> EXERCISE PROMPT
Tally how many lines of these entries hold the string "text". Return the number alone.

> RECORDS FOR THE EXERCISE
-- BEGIN --
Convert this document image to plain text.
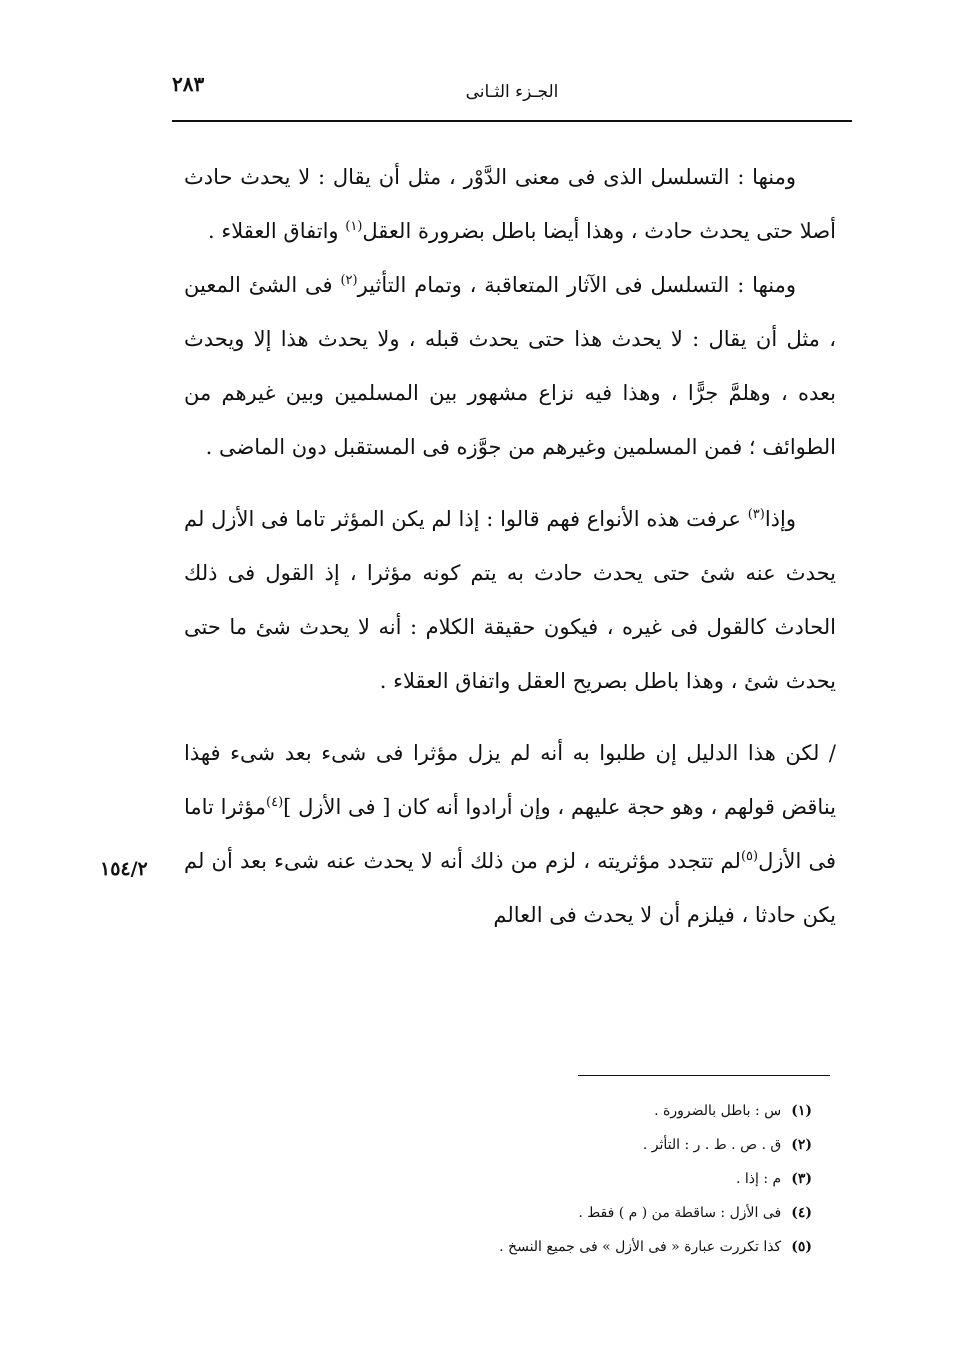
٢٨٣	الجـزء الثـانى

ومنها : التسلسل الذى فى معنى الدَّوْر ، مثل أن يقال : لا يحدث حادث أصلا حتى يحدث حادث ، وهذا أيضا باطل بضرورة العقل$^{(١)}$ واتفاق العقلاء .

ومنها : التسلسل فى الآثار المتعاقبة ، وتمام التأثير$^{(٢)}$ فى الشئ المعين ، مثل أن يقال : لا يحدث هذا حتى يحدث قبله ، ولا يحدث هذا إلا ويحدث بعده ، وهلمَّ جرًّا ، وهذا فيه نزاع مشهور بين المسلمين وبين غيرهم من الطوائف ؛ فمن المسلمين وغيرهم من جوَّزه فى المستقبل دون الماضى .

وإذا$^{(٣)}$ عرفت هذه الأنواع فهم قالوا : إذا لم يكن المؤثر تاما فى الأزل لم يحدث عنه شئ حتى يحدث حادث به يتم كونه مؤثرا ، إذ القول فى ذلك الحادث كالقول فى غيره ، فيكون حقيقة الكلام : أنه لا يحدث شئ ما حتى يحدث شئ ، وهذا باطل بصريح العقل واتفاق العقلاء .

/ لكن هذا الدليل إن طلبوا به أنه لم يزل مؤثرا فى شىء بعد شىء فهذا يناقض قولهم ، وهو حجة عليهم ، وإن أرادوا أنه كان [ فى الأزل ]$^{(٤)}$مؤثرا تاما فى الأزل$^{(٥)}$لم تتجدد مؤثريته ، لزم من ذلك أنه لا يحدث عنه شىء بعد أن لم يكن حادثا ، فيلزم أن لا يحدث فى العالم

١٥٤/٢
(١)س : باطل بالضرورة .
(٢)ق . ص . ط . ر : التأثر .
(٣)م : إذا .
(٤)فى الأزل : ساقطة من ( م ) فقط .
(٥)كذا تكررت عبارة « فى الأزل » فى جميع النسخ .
-- END --
-- BEGIN --
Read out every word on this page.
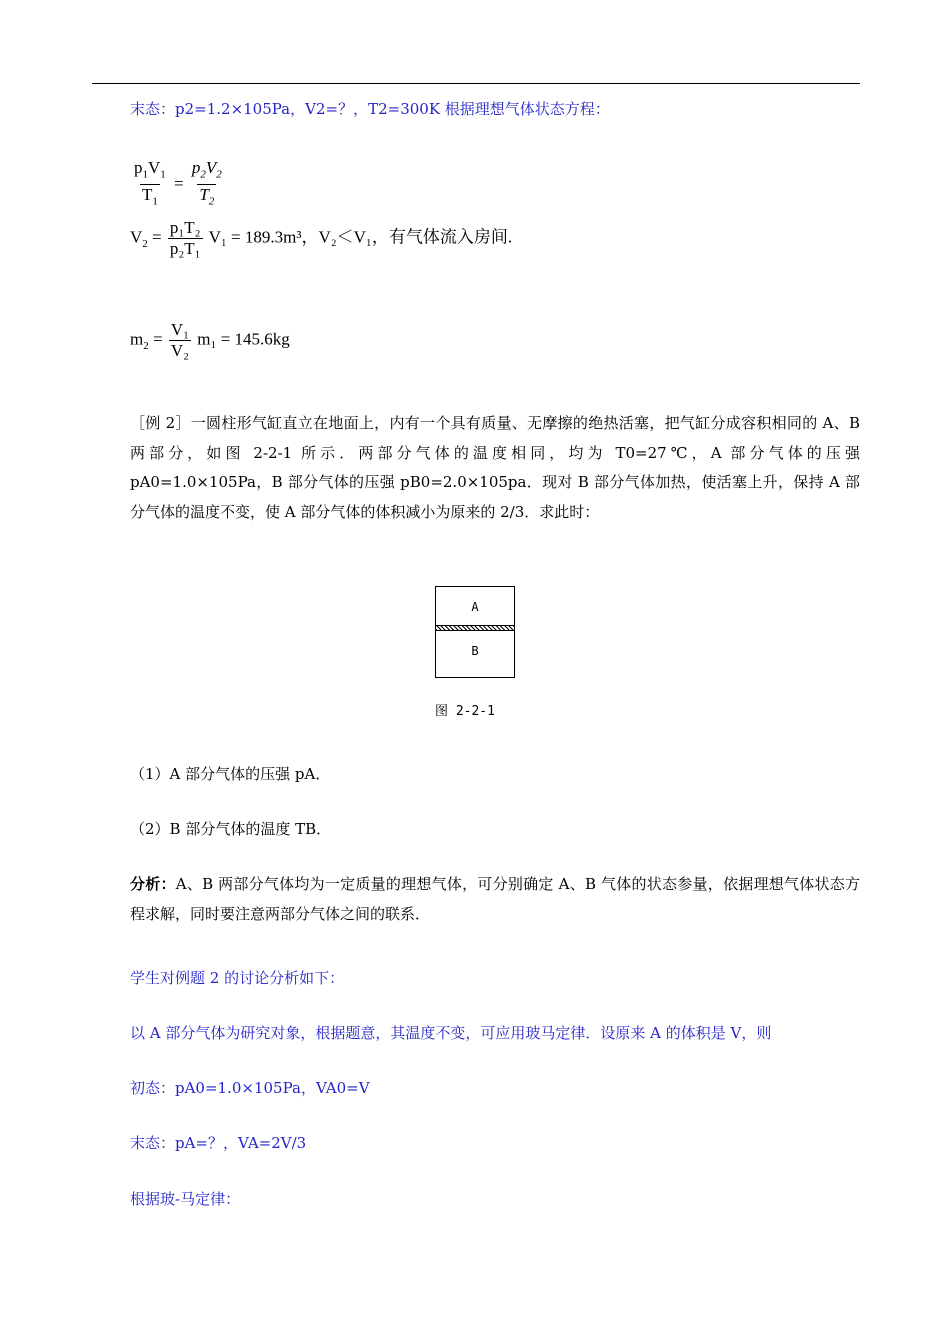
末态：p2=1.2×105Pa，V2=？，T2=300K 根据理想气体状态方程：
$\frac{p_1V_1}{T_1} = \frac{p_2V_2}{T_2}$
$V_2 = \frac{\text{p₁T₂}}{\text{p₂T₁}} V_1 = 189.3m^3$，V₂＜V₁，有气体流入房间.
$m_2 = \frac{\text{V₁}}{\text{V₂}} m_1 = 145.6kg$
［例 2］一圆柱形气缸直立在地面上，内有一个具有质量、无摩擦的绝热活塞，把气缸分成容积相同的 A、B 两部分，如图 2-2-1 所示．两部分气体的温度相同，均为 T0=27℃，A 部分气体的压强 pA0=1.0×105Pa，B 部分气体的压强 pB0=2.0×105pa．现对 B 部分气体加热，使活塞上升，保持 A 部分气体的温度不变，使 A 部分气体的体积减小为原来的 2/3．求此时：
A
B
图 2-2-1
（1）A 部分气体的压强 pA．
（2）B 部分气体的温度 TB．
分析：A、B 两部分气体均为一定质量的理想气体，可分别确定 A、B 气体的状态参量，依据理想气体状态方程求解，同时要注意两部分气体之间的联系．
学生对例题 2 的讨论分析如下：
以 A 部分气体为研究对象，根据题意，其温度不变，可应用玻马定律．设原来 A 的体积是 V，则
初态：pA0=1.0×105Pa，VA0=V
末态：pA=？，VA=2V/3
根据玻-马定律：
-- END --
> CORRECT OUTPUT
3